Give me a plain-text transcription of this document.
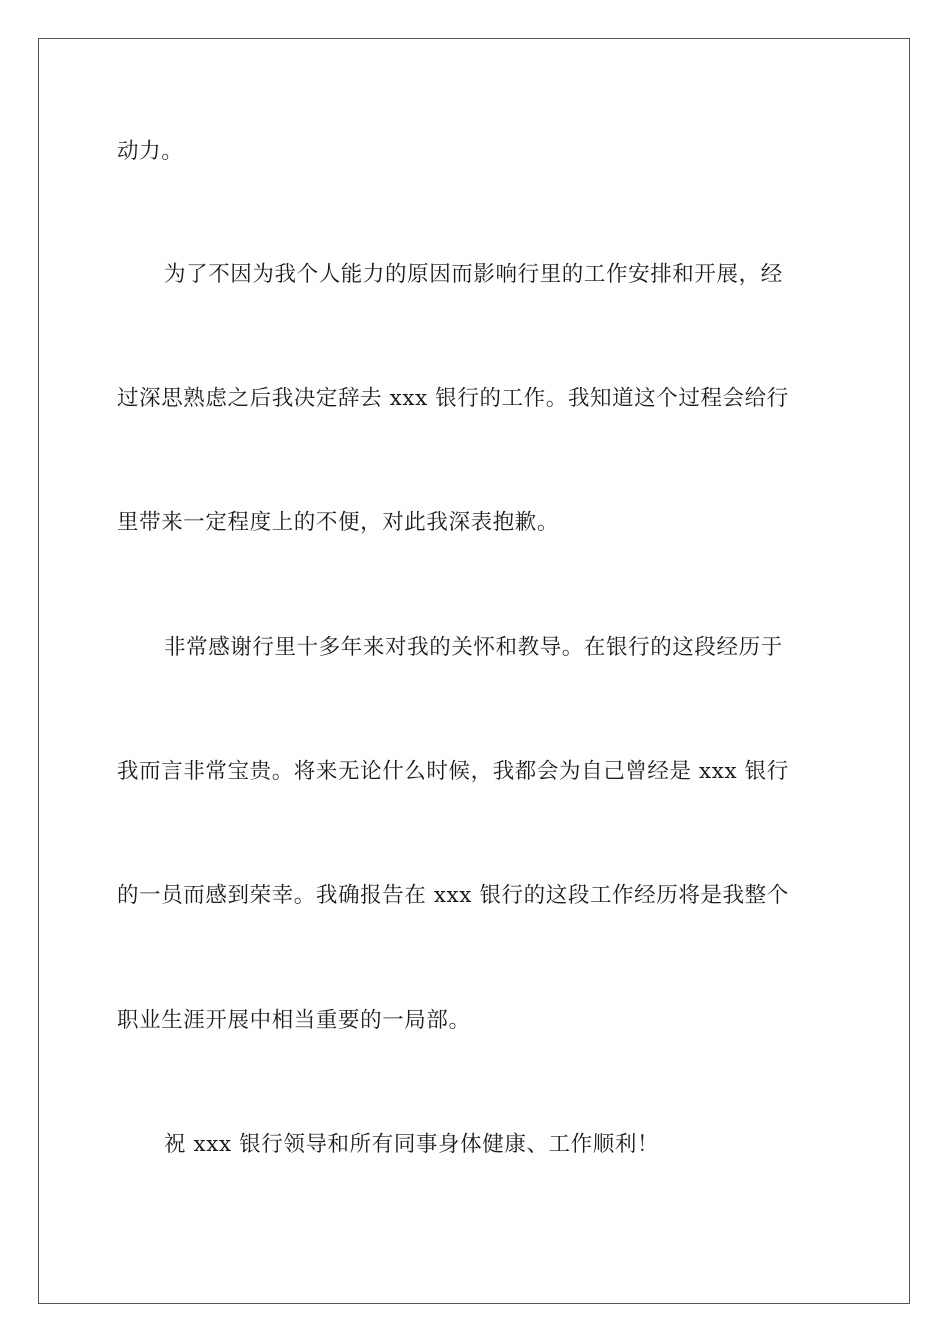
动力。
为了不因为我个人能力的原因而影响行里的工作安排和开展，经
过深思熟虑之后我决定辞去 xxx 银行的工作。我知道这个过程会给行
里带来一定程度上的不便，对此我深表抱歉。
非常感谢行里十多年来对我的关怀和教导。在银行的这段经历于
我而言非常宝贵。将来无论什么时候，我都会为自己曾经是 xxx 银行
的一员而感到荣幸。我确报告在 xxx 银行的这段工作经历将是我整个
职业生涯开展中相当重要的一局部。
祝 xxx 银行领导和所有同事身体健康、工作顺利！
___
In your copy, leave out the pictures and reproduce the material above exactly.

[SOLUTION TO THIS PROBLEM]
Give me a plain-text transcription of this document.
动力。
为了不因为我个人能力的原因而影响行里的工作安排和开展，经
过深思熟虑之后我决定辞去 xxx 银行的工作。我知道这个过程会给行
里带来一定程度上的不便，对此我深表抱歉。
非常感谢行里十多年来对我的关怀和教导。在银行的这段经历于
我而言非常宝贵。将来无论什么时候，我都会为自己曾经是 xxx 银行
的一员而感到荣幸。我确报告在 xxx 银行的这段工作经历将是我整个
职业生涯开展中相当重要的一局部。
祝 xxx 银行领导和所有同事身体健康、工作顺利！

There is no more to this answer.